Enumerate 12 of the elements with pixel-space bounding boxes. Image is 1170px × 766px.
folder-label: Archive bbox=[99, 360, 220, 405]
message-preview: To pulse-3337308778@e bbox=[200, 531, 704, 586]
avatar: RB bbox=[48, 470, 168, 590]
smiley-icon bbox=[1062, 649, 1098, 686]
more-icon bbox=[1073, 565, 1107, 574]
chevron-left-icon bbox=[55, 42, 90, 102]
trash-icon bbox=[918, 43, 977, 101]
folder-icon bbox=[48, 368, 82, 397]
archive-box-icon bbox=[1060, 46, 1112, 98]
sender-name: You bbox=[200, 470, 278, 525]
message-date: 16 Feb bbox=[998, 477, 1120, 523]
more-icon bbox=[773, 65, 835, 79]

####

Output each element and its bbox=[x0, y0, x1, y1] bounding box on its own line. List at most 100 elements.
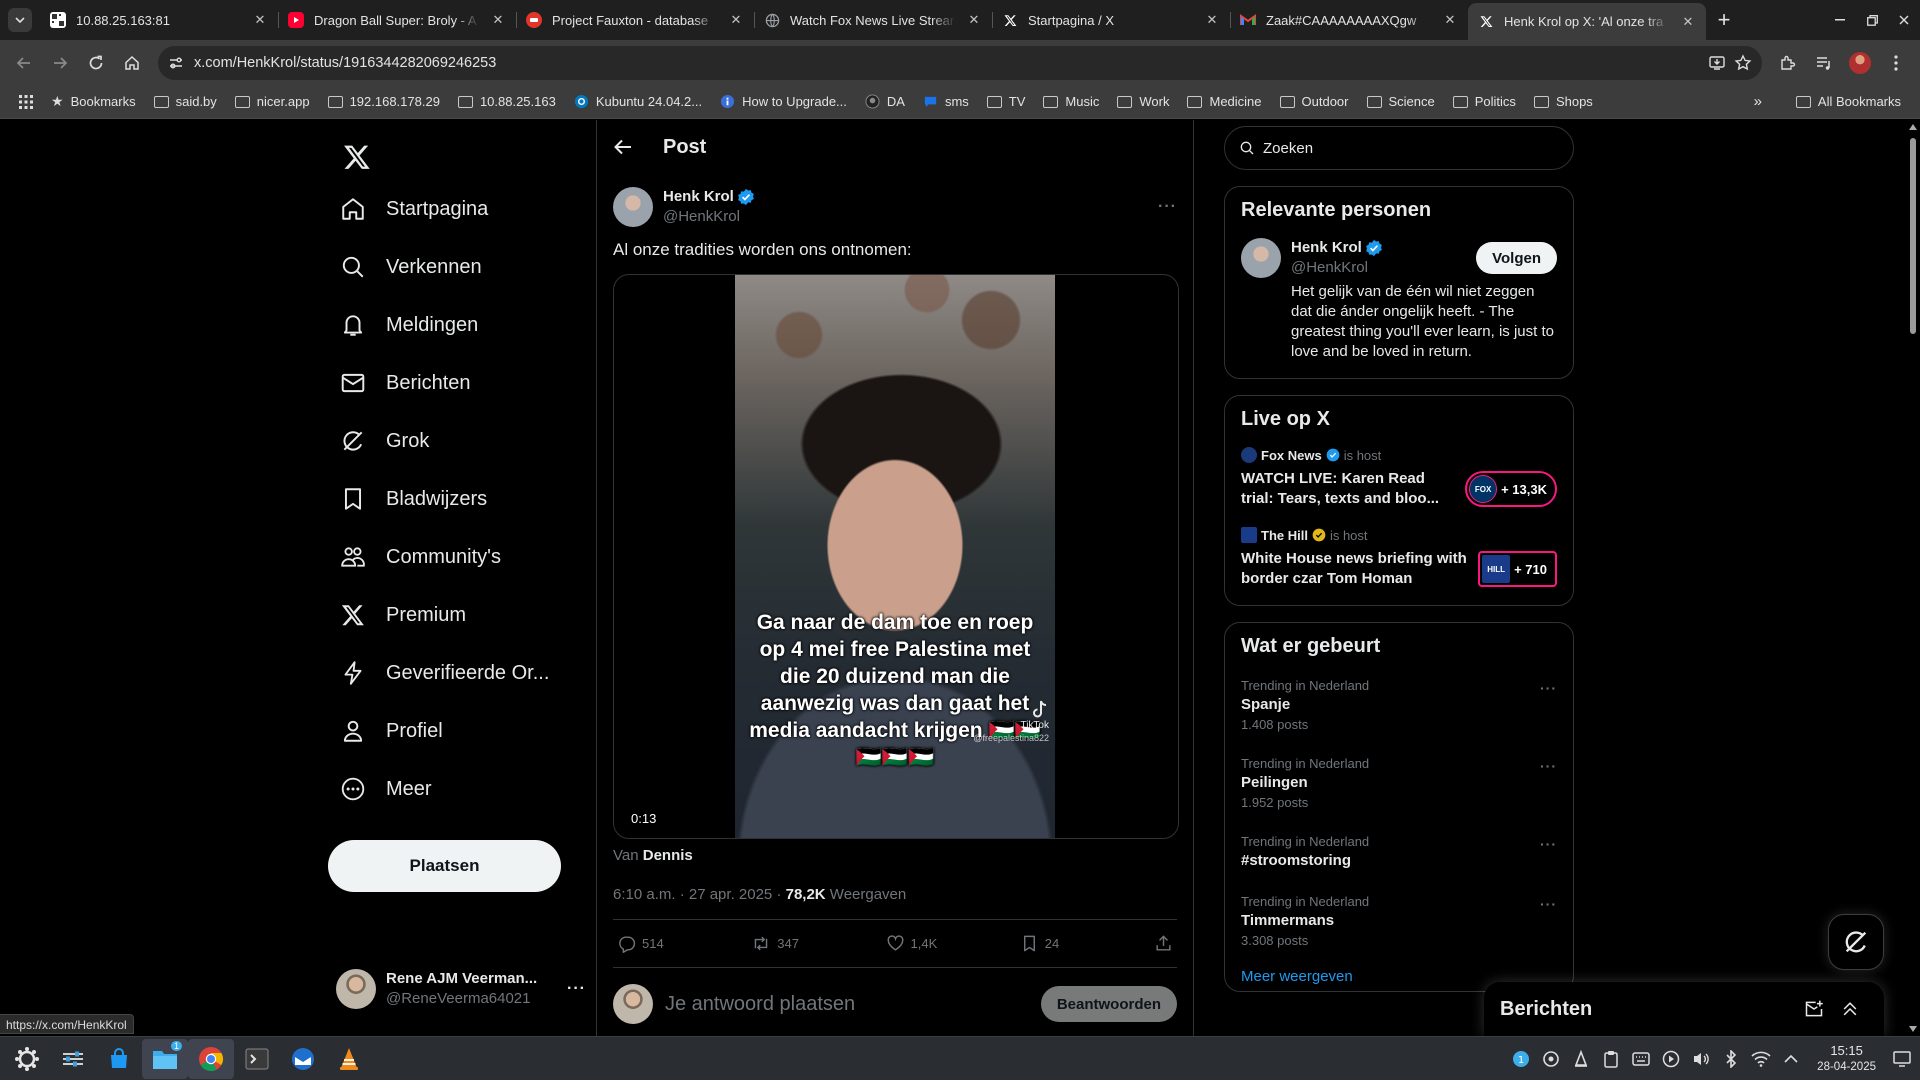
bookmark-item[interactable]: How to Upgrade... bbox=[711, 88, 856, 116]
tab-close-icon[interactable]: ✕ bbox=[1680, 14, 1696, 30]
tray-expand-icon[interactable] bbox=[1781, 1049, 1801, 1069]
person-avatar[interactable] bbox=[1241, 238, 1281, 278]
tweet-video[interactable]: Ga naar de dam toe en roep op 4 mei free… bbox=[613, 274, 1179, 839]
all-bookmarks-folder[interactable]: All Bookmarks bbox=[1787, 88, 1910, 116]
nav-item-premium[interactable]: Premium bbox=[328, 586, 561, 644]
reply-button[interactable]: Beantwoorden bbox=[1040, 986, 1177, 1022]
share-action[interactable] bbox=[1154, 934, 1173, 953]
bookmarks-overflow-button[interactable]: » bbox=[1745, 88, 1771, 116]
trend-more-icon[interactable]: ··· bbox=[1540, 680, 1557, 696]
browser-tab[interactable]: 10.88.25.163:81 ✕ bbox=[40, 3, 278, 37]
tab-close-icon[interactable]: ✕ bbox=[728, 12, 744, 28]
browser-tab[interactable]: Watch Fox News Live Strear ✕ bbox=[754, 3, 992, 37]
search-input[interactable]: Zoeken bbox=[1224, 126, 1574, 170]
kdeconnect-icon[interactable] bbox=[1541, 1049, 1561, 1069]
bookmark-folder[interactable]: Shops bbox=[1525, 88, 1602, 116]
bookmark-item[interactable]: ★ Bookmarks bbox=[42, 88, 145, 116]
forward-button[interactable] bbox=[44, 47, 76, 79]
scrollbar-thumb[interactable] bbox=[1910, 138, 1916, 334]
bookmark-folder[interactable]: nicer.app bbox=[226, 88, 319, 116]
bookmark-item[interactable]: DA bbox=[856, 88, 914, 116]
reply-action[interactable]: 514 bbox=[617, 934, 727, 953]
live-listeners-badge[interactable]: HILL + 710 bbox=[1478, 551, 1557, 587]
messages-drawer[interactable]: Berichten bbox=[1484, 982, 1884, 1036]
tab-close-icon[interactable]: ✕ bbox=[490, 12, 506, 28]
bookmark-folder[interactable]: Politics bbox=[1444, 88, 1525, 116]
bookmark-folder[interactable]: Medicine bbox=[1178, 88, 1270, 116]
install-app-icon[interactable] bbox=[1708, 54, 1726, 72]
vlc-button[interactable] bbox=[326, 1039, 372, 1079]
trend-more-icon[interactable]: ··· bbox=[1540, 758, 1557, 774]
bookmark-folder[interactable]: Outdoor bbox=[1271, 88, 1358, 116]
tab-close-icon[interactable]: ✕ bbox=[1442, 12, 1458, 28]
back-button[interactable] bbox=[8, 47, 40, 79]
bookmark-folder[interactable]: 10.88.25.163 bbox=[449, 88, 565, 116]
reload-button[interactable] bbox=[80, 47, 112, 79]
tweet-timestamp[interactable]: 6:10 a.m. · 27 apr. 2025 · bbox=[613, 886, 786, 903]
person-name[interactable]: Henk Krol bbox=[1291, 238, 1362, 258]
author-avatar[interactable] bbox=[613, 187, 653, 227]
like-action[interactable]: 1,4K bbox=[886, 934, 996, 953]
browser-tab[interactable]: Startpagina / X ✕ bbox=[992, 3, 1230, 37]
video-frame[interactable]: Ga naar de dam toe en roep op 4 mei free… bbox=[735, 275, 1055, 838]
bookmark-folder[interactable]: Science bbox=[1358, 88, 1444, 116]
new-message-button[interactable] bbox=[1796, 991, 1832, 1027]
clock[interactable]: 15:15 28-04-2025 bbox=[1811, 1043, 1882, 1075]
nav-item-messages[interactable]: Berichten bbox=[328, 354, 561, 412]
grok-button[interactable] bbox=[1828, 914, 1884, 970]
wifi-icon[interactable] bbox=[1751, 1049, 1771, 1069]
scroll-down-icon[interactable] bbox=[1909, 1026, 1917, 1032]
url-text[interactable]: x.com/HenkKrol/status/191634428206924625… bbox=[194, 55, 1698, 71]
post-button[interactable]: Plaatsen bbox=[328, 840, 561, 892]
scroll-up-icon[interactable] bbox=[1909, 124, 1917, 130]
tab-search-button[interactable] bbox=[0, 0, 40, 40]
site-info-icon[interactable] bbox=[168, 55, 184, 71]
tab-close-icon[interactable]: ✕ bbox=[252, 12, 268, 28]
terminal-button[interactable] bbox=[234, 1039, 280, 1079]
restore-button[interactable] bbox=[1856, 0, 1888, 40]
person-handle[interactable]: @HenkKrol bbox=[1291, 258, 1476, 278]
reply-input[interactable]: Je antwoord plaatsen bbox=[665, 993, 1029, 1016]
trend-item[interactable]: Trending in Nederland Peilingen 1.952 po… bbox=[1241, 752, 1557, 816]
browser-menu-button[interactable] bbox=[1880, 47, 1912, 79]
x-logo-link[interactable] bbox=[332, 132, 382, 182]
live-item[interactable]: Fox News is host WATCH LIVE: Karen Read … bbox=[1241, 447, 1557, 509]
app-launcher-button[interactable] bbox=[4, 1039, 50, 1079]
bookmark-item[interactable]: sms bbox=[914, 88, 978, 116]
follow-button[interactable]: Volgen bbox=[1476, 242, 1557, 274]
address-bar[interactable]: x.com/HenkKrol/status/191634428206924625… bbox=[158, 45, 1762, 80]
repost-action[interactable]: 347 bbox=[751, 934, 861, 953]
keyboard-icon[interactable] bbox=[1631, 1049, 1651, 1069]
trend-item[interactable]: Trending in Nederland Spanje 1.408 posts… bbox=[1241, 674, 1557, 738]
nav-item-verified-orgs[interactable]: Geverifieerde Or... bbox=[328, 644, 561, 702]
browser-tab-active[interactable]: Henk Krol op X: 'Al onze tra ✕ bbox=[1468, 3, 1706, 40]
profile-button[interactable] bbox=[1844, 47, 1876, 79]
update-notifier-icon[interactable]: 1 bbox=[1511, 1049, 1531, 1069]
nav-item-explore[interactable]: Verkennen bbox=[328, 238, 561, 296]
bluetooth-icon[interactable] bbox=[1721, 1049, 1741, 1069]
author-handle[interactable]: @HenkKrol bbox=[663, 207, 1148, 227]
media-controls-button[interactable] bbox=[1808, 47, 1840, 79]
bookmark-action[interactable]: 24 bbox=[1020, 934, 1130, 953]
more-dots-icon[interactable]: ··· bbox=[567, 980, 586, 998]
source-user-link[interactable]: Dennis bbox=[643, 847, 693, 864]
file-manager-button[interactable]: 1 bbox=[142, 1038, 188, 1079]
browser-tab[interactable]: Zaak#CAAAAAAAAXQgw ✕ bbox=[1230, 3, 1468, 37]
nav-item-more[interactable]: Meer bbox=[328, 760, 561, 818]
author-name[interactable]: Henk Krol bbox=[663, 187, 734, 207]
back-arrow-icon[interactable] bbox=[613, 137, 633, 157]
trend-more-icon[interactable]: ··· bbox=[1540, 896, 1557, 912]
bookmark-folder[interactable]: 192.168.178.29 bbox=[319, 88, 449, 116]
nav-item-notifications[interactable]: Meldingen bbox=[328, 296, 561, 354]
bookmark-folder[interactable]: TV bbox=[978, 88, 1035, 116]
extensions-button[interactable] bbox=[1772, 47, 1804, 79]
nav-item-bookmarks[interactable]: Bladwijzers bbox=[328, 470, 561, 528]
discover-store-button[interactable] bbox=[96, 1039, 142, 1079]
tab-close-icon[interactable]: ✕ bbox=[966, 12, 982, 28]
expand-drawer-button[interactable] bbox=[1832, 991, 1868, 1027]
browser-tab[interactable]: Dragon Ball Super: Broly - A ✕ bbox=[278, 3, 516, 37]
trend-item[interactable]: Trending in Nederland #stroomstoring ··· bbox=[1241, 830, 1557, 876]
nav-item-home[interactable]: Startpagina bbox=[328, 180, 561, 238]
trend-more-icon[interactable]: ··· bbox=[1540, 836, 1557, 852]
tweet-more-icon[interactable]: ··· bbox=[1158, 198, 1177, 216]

####

• WORK INSTRUCTIONS: Copy out, word for word, the part of the rows above that opens with the row containing "Enumerate 12 of" and closes with the row containing "more-icon bbox=[773, 65, 835, 79]", including both of those rows.

• COMPLETE RESPONSE:
Enumerate 12 of the elements with pixel-space bounding boxes. Image is 1170px × 766px.
folder-label: Archive bbox=[99, 360, 220, 405]
message-preview: To pulse-3337308778@e bbox=[200, 531, 704, 586]
avatar: RB bbox=[48, 470, 168, 590]
smiley-icon bbox=[1062, 649, 1098, 686]
more-icon bbox=[1073, 565, 1107, 574]
chevron-left-icon bbox=[55, 42, 90, 102]
trash-icon bbox=[918, 43, 977, 101]
folder-icon bbox=[48, 368, 82, 397]
archive-box-icon bbox=[1060, 46, 1112, 98]
sender-name: You bbox=[200, 470, 278, 525]
message-date: 16 Feb bbox=[998, 477, 1120, 523]
more-icon bbox=[773, 65, 835, 79]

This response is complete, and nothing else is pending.